What is needed » Reproduce every entry exactly as shown.

-- start Data records --

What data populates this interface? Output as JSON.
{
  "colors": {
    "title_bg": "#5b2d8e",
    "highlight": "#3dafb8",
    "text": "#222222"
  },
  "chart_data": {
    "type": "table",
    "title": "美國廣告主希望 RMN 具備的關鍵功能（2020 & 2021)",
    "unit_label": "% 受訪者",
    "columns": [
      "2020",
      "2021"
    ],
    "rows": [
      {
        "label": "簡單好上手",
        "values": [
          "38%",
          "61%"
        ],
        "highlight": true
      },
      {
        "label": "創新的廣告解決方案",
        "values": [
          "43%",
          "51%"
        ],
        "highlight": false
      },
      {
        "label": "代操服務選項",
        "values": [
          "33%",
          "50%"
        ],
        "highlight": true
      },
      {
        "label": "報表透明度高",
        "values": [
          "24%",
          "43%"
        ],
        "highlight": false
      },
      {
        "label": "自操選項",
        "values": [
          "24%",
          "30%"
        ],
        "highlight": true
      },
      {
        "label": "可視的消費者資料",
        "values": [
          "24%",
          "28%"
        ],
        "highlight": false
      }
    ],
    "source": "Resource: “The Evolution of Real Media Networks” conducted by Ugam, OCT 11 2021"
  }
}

-- end Data records --

Full response »
What data populates this interface? Output as JSON.
{
  "colors": {
    "title_bg": "#5b2d8e",
    "highlight": "#3dafb8",
    "text": "#222222"
  },
  "chart_data": {
    "type": "table",
    "title": "美國廣告主希望 RMN 具備的關鍵功能（2020 & 2021)",
    "unit_label": "% 受訪者",
    "columns": [
      "2020",
      "2021"
    ],
    "rows": [
      {
        "label": "簡單好上手",
        "values": [
          "38%",
          "61%"
        ],
        "highlight": true
      },
      {
        "label": "創新的廣告解決方案",
        "values": [
          "43%",
          "51%"
        ],
        "highlight": false
      },
      {
        "label": "代操服務選項",
        "values": [
          "33%",
          "50%"
        ],
        "highlight": true
      },
      {
        "label": "報表透明度高",
        "values": [
          "24%",
          "43%"
        ],
        "highlight": false
      },
      {
        "label": "自操選項",
        "values": [
          "24%",
          "30%"
        ],
        "highlight": true
      },
      {
        "label": "可視的消費者資料",
        "values": [
          "24%",
          "28%"
        ],
        "highlight": false
      }
    ],
    "source": "Resource: “The Evolution of Real Media Networks” conducted by Ugam, OCT 11 2021"
  }
}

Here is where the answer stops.